[Data records]
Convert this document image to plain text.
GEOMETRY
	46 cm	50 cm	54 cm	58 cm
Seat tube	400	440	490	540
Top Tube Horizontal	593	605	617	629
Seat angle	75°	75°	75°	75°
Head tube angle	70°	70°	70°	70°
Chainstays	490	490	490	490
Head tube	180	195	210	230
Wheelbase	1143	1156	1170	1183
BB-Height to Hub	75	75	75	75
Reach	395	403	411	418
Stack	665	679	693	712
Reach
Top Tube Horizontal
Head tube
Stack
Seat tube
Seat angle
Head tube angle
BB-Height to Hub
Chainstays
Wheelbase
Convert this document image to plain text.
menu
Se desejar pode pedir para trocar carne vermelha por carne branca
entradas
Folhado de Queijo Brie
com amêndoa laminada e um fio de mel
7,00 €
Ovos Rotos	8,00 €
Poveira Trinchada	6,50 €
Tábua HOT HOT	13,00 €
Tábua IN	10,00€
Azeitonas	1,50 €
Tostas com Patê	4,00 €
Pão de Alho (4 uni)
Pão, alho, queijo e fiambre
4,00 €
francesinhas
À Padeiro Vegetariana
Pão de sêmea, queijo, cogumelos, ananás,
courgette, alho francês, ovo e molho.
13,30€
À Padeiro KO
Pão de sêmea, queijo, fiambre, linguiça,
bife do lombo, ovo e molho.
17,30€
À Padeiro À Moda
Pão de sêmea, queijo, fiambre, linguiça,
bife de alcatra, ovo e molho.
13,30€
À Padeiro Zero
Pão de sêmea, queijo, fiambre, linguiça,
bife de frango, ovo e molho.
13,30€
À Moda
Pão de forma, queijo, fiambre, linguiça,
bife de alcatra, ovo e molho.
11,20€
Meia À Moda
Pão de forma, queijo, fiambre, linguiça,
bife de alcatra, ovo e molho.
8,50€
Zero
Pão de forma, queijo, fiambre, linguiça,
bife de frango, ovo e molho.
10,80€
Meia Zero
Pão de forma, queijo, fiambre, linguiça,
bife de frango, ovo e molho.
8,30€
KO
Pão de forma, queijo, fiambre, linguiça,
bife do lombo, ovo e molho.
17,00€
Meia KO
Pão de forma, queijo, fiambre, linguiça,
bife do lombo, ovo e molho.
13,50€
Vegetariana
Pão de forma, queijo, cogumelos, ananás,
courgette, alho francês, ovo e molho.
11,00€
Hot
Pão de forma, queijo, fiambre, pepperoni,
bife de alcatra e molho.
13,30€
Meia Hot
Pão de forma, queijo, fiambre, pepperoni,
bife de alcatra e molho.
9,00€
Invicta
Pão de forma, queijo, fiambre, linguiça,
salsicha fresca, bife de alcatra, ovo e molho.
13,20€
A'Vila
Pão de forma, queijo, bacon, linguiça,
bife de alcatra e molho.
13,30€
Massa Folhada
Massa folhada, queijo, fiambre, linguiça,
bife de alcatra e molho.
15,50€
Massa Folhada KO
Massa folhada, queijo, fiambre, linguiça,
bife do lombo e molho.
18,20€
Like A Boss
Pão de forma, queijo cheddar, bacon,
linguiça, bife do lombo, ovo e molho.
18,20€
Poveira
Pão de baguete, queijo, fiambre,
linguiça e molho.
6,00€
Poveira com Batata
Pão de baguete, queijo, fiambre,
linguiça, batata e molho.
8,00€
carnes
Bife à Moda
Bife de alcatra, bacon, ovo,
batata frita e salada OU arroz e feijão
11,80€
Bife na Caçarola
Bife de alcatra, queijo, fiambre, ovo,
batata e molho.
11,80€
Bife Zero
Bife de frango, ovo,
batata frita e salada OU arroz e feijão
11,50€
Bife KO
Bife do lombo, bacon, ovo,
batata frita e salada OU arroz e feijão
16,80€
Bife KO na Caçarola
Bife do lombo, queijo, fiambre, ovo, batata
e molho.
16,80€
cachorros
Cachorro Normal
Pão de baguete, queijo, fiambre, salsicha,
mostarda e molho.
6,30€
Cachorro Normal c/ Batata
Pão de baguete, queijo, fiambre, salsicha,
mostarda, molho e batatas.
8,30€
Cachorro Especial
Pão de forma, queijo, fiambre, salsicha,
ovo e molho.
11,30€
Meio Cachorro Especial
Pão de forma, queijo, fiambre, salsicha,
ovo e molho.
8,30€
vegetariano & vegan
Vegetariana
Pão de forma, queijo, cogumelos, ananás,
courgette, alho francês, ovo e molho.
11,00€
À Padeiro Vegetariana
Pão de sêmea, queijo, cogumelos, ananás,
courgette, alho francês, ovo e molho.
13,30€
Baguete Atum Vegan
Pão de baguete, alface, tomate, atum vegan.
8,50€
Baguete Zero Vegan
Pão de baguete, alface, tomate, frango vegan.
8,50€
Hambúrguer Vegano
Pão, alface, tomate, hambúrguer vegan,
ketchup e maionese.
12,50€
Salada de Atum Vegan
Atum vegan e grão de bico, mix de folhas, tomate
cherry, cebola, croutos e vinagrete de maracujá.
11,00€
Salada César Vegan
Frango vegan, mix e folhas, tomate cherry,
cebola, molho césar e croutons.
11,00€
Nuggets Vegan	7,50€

Exercise goal: Copy each line of the data that contains the word "lombo".

Finished exercise:
bife do lombo, ovo e molho.
bife do lombo, ovo e molho.
bife do lombo, ovo e molho.
bife do lombo e molho.
linguiça, bife do lombo, ovo e molho.
Bife do lombo, bacon, ovo,
Bife do lombo, queijo, fiambre, ovo, batata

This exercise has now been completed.